From the listing below, select every line where the word "kind" appears.

=== EXTRACTED MATERIAL ===
********************

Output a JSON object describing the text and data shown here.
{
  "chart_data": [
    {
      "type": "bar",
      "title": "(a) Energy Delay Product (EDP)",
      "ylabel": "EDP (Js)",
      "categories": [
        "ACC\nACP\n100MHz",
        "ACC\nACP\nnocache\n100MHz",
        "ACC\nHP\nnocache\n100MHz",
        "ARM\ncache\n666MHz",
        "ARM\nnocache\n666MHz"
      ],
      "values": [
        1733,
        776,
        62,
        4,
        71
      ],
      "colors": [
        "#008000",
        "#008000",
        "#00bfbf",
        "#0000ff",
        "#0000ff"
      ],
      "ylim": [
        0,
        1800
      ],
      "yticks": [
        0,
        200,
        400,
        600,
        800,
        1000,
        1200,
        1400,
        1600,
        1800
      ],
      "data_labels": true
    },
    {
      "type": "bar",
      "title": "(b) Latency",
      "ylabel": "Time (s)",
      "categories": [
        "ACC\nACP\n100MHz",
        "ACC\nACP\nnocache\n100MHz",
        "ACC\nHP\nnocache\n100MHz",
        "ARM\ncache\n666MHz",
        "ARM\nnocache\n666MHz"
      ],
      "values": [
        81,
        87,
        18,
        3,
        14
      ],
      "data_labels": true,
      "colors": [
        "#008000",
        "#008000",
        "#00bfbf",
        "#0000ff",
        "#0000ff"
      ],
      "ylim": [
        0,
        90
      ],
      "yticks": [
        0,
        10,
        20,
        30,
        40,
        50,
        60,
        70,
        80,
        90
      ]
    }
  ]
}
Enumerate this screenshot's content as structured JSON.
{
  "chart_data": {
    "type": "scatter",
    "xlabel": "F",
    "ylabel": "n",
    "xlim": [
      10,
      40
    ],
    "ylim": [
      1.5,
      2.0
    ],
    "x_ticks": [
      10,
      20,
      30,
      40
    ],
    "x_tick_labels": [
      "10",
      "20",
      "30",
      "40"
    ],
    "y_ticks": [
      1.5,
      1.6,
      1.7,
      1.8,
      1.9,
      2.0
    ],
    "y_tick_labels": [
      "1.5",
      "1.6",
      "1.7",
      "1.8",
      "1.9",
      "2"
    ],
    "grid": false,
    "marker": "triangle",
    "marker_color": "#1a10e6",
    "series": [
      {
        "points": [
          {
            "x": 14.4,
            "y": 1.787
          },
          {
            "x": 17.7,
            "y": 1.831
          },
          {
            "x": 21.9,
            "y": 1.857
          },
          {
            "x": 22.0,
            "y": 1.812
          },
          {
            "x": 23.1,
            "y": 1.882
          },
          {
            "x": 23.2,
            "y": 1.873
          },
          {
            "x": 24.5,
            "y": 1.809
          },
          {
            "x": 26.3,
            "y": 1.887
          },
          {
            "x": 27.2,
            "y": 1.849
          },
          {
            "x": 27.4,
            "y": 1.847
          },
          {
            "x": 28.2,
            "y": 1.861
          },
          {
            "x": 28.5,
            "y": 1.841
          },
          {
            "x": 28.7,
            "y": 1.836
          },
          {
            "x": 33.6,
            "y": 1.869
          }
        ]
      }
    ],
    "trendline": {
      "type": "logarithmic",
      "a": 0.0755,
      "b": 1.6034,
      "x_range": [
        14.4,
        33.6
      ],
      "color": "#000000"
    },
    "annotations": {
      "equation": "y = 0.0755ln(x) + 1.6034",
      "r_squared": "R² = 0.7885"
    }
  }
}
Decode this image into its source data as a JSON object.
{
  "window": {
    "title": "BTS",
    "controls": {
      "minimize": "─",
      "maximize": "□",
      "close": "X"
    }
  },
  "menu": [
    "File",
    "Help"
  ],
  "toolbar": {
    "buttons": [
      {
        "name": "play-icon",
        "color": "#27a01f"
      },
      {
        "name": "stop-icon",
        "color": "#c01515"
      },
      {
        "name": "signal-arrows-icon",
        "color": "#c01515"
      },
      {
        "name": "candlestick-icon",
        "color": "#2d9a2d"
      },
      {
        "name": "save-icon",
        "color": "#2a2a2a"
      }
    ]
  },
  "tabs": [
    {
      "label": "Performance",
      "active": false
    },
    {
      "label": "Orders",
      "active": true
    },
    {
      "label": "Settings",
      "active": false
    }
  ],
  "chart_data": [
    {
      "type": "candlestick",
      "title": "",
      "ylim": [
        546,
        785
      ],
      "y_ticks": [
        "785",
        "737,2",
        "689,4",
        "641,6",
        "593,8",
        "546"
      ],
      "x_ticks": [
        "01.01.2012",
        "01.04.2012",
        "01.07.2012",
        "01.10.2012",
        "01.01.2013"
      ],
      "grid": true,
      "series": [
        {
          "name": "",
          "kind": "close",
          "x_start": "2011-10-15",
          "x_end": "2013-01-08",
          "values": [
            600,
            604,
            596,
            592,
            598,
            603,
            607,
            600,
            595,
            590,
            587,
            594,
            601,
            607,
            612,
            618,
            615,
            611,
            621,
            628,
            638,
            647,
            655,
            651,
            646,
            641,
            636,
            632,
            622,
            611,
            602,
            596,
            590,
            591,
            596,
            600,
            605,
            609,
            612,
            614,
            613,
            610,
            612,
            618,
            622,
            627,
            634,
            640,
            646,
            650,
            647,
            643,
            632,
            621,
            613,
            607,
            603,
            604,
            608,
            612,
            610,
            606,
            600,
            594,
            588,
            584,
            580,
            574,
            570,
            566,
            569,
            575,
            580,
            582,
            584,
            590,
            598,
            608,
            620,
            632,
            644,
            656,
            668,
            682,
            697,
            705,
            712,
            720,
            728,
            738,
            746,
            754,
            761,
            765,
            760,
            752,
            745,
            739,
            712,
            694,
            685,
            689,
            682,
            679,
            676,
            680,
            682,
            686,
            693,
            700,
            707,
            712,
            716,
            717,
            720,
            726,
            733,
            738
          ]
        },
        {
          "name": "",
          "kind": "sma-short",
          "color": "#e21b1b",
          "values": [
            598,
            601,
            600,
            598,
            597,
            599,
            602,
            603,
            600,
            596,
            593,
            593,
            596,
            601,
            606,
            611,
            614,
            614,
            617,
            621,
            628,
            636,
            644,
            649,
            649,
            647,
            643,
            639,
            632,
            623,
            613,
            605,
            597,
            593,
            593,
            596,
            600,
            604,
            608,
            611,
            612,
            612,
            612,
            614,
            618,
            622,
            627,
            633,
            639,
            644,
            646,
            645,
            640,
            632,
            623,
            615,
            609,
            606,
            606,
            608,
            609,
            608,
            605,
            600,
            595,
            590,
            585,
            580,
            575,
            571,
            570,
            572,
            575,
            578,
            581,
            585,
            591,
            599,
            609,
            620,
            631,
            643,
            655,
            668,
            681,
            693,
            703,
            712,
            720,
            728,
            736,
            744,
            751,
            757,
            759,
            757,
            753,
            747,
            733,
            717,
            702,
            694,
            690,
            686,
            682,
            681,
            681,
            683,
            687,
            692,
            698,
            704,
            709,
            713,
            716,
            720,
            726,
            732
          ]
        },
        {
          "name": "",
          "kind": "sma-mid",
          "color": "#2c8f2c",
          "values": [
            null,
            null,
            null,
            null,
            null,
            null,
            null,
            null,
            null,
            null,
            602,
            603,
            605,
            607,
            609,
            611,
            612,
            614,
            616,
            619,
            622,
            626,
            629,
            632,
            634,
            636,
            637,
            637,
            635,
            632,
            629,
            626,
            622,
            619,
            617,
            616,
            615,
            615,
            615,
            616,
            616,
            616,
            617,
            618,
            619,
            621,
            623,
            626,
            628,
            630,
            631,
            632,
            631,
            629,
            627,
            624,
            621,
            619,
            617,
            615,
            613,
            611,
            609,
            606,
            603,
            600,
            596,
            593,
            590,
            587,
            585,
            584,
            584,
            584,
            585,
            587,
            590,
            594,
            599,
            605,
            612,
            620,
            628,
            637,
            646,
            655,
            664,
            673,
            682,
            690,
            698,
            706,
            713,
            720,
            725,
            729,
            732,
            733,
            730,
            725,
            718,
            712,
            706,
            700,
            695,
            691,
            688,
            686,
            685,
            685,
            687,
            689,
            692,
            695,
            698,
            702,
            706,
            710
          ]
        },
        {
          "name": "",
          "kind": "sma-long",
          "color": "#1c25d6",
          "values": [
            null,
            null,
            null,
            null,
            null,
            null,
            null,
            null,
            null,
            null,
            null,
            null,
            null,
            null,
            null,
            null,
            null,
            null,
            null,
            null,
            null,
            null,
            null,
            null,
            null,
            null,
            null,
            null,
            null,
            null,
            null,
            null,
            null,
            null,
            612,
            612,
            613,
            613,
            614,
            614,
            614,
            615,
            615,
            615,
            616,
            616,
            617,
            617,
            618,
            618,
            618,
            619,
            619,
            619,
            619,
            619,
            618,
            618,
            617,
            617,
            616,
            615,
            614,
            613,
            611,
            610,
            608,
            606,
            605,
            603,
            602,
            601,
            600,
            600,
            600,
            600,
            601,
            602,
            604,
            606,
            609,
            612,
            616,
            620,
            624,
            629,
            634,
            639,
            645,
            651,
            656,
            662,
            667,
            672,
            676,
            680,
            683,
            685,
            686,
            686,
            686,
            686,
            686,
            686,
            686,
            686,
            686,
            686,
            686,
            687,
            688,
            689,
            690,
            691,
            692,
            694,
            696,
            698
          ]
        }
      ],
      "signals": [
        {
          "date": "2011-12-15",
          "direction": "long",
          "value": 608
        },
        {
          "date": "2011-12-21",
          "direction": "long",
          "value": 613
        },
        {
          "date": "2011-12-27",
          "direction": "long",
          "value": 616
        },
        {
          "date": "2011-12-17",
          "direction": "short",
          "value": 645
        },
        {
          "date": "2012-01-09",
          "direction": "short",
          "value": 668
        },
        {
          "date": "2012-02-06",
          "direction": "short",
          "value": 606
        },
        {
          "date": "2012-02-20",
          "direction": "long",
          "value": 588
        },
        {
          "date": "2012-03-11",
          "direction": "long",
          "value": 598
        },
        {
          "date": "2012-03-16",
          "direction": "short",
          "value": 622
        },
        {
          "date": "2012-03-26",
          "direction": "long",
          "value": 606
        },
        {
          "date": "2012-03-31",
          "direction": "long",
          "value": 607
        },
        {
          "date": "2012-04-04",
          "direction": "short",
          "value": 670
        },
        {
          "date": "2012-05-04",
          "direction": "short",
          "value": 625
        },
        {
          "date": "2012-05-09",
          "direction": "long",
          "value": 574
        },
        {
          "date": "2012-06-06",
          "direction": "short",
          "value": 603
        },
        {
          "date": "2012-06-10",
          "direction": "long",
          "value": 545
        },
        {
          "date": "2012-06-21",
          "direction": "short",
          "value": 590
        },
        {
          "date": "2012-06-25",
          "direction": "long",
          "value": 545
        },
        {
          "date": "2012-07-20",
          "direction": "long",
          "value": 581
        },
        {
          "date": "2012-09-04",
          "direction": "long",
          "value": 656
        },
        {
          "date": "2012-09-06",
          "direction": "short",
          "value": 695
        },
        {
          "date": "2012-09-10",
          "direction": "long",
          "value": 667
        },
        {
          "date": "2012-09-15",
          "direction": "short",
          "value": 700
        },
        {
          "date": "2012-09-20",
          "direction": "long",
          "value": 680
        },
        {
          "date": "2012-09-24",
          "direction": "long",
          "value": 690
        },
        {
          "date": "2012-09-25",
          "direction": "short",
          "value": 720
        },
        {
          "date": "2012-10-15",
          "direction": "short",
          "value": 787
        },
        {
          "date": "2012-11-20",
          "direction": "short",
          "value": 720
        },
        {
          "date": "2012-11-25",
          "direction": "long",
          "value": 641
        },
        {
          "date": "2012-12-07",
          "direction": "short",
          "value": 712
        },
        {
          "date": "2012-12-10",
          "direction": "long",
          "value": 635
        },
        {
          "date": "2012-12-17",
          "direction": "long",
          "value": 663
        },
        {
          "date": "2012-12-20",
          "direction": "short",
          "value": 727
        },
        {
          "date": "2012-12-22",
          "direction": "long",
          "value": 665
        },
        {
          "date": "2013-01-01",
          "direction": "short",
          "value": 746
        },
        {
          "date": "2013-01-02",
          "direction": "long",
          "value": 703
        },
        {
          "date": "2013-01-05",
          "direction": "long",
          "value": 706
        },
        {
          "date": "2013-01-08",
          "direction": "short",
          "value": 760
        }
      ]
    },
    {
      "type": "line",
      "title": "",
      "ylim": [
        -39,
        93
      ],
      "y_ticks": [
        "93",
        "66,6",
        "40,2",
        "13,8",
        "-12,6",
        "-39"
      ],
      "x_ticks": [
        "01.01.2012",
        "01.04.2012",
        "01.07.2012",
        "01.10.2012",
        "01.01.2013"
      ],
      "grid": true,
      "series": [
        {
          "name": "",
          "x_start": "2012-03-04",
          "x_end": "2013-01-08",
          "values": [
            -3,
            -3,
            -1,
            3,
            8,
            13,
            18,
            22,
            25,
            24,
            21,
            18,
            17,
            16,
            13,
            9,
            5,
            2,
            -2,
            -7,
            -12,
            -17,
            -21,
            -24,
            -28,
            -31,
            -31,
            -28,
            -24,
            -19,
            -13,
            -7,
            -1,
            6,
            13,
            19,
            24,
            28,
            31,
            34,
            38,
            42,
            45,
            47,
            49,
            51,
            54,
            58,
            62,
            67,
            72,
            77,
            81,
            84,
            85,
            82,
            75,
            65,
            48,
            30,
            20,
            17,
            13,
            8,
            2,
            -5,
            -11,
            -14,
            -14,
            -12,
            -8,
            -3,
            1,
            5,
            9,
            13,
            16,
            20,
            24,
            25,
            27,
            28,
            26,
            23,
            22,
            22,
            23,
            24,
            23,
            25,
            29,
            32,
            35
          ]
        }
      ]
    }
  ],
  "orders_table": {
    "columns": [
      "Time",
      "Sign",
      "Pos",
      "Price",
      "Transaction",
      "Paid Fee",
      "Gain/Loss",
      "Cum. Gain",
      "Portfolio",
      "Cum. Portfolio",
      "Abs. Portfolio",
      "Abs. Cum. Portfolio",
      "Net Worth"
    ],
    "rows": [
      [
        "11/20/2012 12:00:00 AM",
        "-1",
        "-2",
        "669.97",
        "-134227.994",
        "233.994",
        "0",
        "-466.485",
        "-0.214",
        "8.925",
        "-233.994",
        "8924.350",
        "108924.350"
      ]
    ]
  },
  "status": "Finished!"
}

********************

=== SOLUTION FOR THIS EXERCISE ===
          "kind": "close",
          "kind": "sma-short",
          "kind": "sma-mid",
          "kind": "sma-long",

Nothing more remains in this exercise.